** Trecho fornecido **
UM DOS PARADOXOS PARA A FÉ CRISTÃ
A
verdade que deveria afastar o medo é a que o cria e luta contra ele Foto
(Pixabay)
Pretensão da verdade absoluta e o
medo são temas que assombram o cristianismo durante muito tempo
Fabrício Veliq*
É muito comum no meio
cristão as ideias de que se faz necessário “defender a verdade” como se ela
fosse certo tipo de discurso pronto e que somente as pessoas cristãs estariam
de posse dela.
Ao mesmo tempo,
constantemente, tem-se o medo de que determinadas “forças do mal” estejam
lutando contra essa única verdade (que, para tais pessoas, é justamente a do
discurso cristão), sendo necessário, portanto, defender “com unhas e dentes” a
fé cristã, mesmo que para isso tenha que se ter atitudes não cristãs.
Com isso em mente, é
possível perceber que a pretensão da verdade absoluta e o medo são temas que
assombram o cristianismo durante muito tempo e, infelizmente, eles têm voltado
com força em nossa sociedade brasileira com o discurso dos “cidadãos de bem”,
contrários, obrigatoriamente aos “cidadãos do mal”.

** Material fornecido **
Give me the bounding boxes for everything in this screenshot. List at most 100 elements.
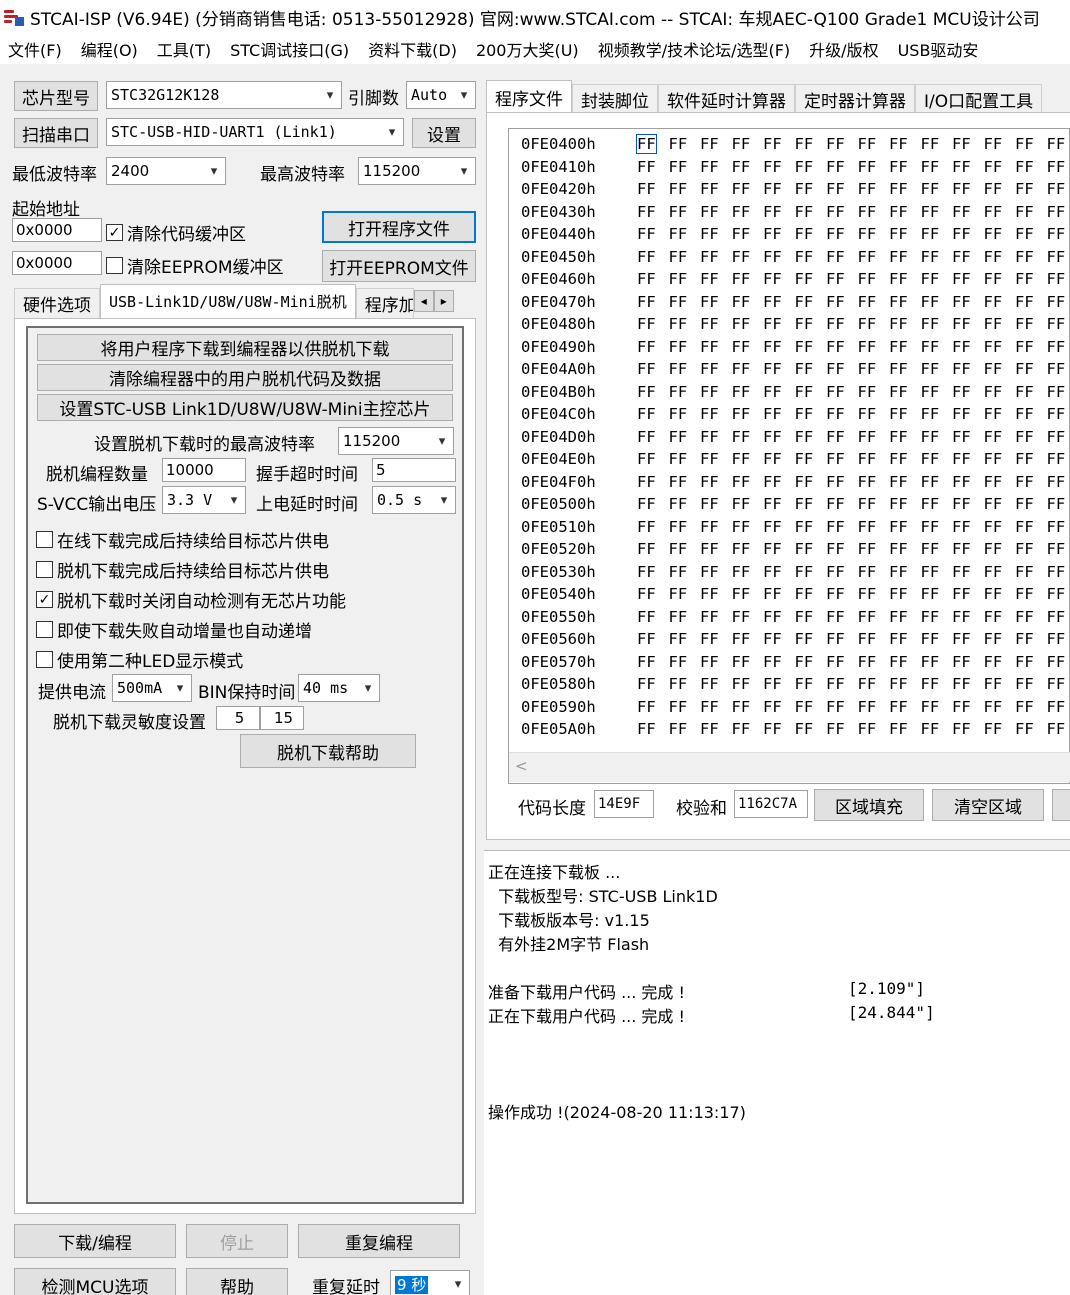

** Exercícios **
1. No texto sobre a fé cristã, reescreva a passagem que começa em "UM DOS PARADOXOS" e termina em "de posse dela.", substituindo "medo" por "temor".
2. Segundo o texto sobre a fé cristã, com qual discurso a pretensão da verdade absoluta e o medo têm voltado com força na sociedade brasileira?
3. Dê continuidade ao texto sobre a fé cristã a partir do ponto em que ele termina.
O material provém de uma fonte diferente da do texto sobre a fé cristã.

** Respostas por exercício **
1.
UM DOS PARADOXOS PARA A FÉ CRISTÃ
A
verdade que deveria afastar o temor é a que o cria e luta contra ele Foto
(Pixabay)
Pretensão da verdade absoluta e o
temor são temas que assombram o cristianismo durante muito tempo
Fabrício Veliq*
É muito comum no meio
cristão as ideias de que se faz necessário “defender a verdade” como se ela
fosse certo tipo de discurso pronto e que somente as pessoas cristãs estariam
de posse dela.

2. Com o discurso dos "cidadãos de bem", contrários aos "cidadãos do mal".

3.
Os cidadãos de bem,
curiosamente, dizem-se como porta-vozes da verdadeira religião, da que possui
uma verdade maior do que as outras e, por este motivo, legitimada a perseguir e
destruir as religiões que não compartilham dos mesmos referenciais teóricos que
ela, por medo de que tais religiões ou formas de pensamento possam, de alguma
maneira, acabar com os valores cristãos da sociedade brasileira.
De alguma forma,
podemos dizer que a pretensão da verdade absoluta gera o medo com relação a
tudo aquilo que pode, assim, ameaçar a esta pretensa verdade absoluta, o que
por si só já revela o próprio paradoxo de uma religião que é baseada nessa
pretensão e no próprio medo. A verdade que deveria afastar o medo é a que o cria
e luta contra esse mesmo medo que ela levantou.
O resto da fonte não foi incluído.